> **Material shown**

★ ★ ★ ★ ★

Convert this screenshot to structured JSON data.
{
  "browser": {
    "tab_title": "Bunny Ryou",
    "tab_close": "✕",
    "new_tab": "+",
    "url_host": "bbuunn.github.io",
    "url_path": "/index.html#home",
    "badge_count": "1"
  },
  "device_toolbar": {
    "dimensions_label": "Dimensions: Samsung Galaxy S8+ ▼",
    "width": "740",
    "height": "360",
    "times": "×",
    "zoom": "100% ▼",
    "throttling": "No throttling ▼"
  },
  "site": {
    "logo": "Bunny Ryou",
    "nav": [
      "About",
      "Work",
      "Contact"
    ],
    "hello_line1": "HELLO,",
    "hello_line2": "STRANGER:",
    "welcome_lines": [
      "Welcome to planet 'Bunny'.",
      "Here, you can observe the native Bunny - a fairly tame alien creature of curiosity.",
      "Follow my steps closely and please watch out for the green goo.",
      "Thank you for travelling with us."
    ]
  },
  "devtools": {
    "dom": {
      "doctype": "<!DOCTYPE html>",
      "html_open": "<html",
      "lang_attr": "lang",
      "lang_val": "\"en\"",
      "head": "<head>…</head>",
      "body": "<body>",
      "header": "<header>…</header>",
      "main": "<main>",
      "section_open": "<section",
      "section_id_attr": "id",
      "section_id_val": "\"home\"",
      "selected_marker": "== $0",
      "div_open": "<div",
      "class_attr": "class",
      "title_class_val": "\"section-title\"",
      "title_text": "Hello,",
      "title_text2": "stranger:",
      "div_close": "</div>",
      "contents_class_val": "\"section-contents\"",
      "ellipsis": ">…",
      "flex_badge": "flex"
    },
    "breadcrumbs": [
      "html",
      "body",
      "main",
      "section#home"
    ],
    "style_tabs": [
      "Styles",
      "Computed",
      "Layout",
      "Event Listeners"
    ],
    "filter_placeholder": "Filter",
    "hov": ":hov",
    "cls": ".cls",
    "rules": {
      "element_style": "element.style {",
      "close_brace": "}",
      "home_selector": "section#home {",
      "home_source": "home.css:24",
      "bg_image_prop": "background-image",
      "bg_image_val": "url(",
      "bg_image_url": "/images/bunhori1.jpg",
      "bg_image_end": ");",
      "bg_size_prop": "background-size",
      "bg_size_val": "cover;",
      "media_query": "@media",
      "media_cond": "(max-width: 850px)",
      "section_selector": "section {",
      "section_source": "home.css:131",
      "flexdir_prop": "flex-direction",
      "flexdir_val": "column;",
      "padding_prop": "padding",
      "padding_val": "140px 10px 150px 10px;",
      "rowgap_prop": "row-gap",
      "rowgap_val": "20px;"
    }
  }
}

★ ★ ★ ★ ★

> **Exercise requirements**
The lines above should be duplicated exactly.

> **Complete response**
Convert this screenshot to structured JSON data.
{
  "browser": {
    "tab_title": "Bunny Ryou",
    "tab_close": "✕",
    "new_tab": "+",
    "url_host": "bbuunn.github.io",
    "url_path": "/index.html#home",
    "badge_count": "1"
  },
  "device_toolbar": {
    "dimensions_label": "Dimensions: Samsung Galaxy S8+ ▼",
    "width": "740",
    "height": "360",
    "times": "×",
    "zoom": "100% ▼",
    "throttling": "No throttling ▼"
  },
  "site": {
    "logo": "Bunny Ryou",
    "nav": [
      "About",
      "Work",
      "Contact"
    ],
    "hello_line1": "HELLO,",
    "hello_line2": "STRANGER:",
    "welcome_lines": [
      "Welcome to planet 'Bunny'.",
      "Here, you can observe the native Bunny - a fairly tame alien creature of curiosity.",
      "Follow my steps closely and please watch out for the green goo.",
      "Thank you for travelling with us."
    ]
  },
  "devtools": {
    "dom": {
      "doctype": "<!DOCTYPE html>",
      "html_open": "<html",
      "lang_attr": "lang",
      "lang_val": "\"en\"",
      "head": "<head>…</head>",
      "body": "<body>",
      "header": "<header>…</header>",
      "main": "<main>",
      "section_open": "<section",
      "section_id_attr": "id",
      "section_id_val": "\"home\"",
      "selected_marker": "== $0",
      "div_open": "<div",
      "class_attr": "class",
      "title_class_val": "\"section-title\"",
      "title_text": "Hello,",
      "title_text2": "stranger:",
      "div_close": "</div>",
      "contents_class_val": "\"section-contents\"",
      "ellipsis": ">…",
      "flex_badge": "flex"
    },
    "breadcrumbs": [
      "html",
      "body",
      "main",
      "section#home"
    ],
    "style_tabs": [
      "Styles",
      "Computed",
      "Layout",
      "Event Listeners"
    ],
    "filter_placeholder": "Filter",
    "hov": ":hov",
    "cls": ".cls",
    "rules": {
      "element_style": "element.style {",
      "close_brace": "}",
      "home_selector": "section#home {",
      "home_source": "home.css:24",
      "bg_image_prop": "background-image",
      "bg_image_val": "url(",
      "bg_image_url": "/images/bunhori1.jpg",
      "bg_image_end": ");",
      "bg_size_prop": "background-size",
      "bg_size_val": "cover;",
      "media_query": "@media",
      "media_cond": "(max-width: 850px)",
      "section_selector": "section {",
      "section_source": "home.css:131",
      "flexdir_prop": "flex-direction",
      "flexdir_val": "column;",
      "padding_prop": "padding",
      "padding_val": "140px 10px 150px 10px;",
      "rowgap_prop": "row-gap",
      "rowgap_val": "20px;"
    }
  }
}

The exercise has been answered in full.